Written problem: Identify and copy all lines of the material where the string "flag" is found.

Supplied material:
-*-*-

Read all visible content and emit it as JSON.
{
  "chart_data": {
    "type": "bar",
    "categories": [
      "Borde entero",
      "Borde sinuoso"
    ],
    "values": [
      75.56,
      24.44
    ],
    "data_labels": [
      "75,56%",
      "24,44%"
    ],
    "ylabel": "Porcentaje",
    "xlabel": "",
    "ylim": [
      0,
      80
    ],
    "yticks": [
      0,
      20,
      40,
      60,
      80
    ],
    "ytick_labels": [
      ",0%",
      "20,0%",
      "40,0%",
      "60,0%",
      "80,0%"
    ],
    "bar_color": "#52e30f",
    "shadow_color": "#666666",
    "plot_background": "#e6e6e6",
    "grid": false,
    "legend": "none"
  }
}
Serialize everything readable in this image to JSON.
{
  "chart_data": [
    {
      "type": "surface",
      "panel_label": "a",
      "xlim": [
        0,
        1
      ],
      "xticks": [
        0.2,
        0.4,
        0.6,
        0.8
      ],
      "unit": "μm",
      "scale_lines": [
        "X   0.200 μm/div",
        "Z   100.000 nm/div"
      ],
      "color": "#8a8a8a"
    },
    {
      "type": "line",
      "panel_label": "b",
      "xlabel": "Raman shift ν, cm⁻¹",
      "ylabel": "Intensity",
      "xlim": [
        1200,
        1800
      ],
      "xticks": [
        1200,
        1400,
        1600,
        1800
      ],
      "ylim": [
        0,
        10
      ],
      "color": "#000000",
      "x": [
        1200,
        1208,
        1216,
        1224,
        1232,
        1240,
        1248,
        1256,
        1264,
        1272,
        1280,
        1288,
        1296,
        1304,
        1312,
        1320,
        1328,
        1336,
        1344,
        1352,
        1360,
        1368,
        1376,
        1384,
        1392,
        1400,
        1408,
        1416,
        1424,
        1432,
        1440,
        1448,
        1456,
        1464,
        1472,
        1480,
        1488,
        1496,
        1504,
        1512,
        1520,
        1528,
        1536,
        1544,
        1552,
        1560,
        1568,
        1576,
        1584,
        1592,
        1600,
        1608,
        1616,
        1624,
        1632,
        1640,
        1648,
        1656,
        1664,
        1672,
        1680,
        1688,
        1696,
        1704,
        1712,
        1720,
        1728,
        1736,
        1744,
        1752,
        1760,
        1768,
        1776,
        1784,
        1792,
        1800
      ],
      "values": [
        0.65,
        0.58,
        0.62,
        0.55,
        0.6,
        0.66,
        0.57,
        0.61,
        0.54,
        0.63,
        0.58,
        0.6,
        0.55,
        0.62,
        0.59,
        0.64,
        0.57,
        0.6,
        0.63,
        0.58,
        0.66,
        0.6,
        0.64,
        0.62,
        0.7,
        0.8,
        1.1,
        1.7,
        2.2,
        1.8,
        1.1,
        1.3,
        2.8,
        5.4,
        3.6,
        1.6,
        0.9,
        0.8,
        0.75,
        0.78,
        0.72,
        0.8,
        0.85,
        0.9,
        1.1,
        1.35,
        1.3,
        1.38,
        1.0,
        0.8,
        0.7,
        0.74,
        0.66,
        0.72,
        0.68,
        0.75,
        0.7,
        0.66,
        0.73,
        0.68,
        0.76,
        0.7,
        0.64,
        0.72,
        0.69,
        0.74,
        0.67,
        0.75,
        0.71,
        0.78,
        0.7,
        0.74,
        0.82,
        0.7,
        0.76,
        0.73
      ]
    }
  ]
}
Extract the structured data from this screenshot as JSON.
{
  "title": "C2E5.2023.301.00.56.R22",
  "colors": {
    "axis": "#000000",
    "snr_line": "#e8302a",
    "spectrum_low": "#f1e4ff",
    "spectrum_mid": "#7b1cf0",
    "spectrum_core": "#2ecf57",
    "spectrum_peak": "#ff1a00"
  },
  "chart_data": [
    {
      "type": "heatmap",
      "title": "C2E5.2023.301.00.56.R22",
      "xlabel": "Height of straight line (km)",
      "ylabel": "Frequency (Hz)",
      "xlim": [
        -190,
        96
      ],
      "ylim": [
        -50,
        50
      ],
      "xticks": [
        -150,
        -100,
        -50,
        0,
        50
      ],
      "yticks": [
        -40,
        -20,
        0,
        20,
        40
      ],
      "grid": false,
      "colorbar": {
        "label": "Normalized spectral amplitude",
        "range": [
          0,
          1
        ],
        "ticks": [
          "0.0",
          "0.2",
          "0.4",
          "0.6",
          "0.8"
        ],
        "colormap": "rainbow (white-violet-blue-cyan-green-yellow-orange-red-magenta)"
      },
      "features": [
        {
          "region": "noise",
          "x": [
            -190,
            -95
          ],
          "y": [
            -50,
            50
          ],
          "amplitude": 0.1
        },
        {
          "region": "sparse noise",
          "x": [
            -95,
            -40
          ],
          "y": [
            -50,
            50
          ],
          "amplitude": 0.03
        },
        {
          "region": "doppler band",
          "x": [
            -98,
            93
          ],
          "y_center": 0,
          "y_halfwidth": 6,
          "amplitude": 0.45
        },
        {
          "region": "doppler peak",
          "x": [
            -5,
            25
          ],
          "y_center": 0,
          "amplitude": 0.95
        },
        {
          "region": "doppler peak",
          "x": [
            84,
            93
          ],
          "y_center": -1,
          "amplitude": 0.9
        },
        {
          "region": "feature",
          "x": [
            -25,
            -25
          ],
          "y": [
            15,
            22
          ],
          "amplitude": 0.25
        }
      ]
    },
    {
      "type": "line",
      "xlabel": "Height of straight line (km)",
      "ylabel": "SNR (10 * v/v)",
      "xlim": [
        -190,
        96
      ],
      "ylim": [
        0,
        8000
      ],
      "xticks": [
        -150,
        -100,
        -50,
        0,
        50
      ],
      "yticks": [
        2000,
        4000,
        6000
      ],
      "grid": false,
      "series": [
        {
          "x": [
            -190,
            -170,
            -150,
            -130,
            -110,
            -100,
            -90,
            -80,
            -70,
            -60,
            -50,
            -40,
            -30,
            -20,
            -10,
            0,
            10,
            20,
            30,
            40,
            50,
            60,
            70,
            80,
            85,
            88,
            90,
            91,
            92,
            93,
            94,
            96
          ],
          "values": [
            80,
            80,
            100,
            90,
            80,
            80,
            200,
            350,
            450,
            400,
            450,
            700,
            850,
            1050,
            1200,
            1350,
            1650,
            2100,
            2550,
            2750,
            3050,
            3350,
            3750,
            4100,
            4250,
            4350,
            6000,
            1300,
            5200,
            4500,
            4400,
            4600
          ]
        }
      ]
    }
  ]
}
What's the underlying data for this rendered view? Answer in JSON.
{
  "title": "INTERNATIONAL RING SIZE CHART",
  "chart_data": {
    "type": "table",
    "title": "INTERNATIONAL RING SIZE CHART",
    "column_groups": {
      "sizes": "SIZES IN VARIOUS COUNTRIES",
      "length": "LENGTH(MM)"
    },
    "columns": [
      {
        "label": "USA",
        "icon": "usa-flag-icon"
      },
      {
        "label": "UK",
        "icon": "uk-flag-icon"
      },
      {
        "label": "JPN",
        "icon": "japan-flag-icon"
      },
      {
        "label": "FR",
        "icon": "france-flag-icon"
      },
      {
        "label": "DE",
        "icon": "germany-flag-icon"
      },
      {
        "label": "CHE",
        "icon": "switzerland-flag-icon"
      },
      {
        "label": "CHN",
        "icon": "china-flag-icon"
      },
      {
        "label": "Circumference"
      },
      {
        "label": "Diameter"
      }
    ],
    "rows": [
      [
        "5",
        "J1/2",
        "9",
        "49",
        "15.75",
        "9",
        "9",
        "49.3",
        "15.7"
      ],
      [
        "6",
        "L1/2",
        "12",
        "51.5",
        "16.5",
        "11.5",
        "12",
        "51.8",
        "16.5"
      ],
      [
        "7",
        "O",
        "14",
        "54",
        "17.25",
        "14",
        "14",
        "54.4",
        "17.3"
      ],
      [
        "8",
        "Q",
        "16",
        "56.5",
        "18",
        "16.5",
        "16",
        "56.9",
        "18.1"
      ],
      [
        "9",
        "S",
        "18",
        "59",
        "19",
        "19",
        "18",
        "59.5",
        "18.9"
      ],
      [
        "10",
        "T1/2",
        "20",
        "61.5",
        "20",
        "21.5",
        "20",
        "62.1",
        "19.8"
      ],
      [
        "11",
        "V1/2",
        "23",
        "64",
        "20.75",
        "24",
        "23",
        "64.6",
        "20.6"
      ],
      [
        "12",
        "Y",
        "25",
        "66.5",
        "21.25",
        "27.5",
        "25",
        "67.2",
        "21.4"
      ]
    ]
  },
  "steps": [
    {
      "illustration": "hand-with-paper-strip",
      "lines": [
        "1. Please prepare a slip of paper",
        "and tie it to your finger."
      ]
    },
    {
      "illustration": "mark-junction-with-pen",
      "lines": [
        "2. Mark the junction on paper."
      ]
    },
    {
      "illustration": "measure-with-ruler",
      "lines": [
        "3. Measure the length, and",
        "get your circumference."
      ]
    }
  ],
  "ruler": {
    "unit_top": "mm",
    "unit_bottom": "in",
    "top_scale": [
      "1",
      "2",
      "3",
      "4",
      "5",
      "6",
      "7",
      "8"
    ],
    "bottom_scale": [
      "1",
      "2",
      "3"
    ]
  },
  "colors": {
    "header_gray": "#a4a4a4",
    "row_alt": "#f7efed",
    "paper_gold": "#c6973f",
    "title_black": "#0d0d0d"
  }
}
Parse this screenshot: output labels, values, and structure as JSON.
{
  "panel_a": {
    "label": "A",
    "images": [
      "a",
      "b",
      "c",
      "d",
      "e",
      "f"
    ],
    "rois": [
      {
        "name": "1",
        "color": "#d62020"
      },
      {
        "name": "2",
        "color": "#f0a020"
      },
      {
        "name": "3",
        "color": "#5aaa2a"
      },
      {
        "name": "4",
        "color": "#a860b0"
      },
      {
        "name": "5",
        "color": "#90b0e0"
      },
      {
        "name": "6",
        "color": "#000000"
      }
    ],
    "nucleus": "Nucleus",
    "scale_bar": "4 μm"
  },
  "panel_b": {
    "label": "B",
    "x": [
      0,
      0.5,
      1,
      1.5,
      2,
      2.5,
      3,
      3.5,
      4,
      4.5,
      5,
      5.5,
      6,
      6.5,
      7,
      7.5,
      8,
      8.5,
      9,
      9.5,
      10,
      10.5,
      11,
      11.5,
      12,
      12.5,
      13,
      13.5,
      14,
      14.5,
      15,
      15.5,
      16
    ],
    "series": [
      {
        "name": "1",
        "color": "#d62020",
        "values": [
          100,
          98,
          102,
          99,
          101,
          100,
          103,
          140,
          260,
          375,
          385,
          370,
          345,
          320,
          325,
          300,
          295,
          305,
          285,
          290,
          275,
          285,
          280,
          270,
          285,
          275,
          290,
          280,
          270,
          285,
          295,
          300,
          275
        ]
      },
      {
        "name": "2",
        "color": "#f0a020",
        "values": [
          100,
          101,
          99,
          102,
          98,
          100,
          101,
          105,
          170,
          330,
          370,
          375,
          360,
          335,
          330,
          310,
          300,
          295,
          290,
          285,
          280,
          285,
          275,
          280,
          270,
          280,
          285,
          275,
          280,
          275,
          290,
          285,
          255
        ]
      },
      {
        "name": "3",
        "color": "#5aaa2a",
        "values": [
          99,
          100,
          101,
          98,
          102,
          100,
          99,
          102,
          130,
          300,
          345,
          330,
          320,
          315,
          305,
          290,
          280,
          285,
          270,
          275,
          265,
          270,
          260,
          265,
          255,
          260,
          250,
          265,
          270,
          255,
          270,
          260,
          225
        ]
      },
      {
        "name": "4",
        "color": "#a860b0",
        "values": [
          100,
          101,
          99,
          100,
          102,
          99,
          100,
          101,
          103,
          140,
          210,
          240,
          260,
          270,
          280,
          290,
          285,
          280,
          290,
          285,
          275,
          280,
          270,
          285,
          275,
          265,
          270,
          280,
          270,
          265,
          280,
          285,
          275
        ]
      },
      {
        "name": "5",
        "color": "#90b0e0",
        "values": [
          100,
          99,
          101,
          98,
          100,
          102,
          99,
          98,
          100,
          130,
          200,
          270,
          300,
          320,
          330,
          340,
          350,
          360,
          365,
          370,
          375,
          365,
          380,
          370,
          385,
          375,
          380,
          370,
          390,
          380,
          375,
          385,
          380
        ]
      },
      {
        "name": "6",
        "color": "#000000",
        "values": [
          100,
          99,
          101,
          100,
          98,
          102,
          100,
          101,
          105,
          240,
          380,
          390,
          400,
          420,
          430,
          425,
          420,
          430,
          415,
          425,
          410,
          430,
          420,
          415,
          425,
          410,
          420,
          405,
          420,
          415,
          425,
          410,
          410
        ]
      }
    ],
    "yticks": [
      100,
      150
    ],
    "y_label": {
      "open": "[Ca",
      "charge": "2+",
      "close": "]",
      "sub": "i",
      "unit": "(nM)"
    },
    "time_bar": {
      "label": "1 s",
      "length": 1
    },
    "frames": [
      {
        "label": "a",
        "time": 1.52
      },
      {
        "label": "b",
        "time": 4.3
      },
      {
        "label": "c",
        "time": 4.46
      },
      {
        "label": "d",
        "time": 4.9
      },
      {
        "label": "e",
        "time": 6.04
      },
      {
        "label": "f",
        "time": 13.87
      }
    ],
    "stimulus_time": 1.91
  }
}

-*-*-

Exercise result:
        "icon": "usa-flag-icon"
        "icon": "uk-flag-icon"
        "icon": "japan-flag-icon"
        "icon": "france-flag-icon"
        "icon": "germany-flag-icon"
        "icon": "switzerland-flag-icon"
        "icon": "china-flag-icon"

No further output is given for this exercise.